■ WORK TO BE COMPLETED
Copy all lines below containing "this".

* begin SUPPLIED MATERIAL *

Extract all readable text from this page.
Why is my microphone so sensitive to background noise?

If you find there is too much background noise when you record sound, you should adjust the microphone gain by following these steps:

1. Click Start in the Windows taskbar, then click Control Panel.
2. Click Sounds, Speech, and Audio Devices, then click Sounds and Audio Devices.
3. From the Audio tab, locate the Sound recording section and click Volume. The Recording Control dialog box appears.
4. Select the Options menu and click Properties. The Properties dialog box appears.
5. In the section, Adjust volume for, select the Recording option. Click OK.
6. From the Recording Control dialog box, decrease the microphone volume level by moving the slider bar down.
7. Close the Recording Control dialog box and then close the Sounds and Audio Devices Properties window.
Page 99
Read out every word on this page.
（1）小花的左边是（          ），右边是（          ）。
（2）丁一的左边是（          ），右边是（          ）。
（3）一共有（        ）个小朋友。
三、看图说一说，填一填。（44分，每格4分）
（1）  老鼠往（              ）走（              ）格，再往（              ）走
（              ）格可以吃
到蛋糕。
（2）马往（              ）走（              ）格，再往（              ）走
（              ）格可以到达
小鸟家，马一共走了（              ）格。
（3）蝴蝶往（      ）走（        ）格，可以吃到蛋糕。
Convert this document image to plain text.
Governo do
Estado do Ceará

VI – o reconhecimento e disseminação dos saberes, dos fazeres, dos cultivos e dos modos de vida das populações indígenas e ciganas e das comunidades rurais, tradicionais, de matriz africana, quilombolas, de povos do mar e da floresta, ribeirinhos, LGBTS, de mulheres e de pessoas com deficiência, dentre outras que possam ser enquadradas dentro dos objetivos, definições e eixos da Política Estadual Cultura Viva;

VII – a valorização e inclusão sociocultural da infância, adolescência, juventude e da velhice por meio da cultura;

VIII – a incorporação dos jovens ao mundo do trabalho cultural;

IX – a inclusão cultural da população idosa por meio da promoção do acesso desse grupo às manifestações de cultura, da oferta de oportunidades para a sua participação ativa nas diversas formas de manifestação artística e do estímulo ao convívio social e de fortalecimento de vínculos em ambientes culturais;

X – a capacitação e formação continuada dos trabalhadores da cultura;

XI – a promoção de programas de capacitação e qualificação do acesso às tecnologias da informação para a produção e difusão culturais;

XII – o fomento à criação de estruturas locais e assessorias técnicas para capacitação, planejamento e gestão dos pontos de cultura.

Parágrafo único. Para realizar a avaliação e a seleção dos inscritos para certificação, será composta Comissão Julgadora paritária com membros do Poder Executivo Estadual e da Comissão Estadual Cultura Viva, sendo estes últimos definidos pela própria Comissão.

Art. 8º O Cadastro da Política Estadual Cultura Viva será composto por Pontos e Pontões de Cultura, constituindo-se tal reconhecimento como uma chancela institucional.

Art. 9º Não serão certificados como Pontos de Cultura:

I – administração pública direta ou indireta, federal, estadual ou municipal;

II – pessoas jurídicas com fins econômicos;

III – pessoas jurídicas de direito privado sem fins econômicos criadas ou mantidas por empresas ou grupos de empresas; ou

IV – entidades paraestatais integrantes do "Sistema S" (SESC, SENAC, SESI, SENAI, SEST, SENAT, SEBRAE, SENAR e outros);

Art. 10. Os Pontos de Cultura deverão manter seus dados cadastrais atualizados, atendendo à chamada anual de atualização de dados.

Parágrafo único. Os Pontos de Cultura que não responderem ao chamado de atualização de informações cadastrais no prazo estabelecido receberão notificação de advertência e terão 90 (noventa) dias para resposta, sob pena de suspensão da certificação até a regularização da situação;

* end SUPPLIED MATERIAL *

■ THE OUTPUT
Extract all readable text from this page.
Read out every word on this page.
Convert this document image to plain text.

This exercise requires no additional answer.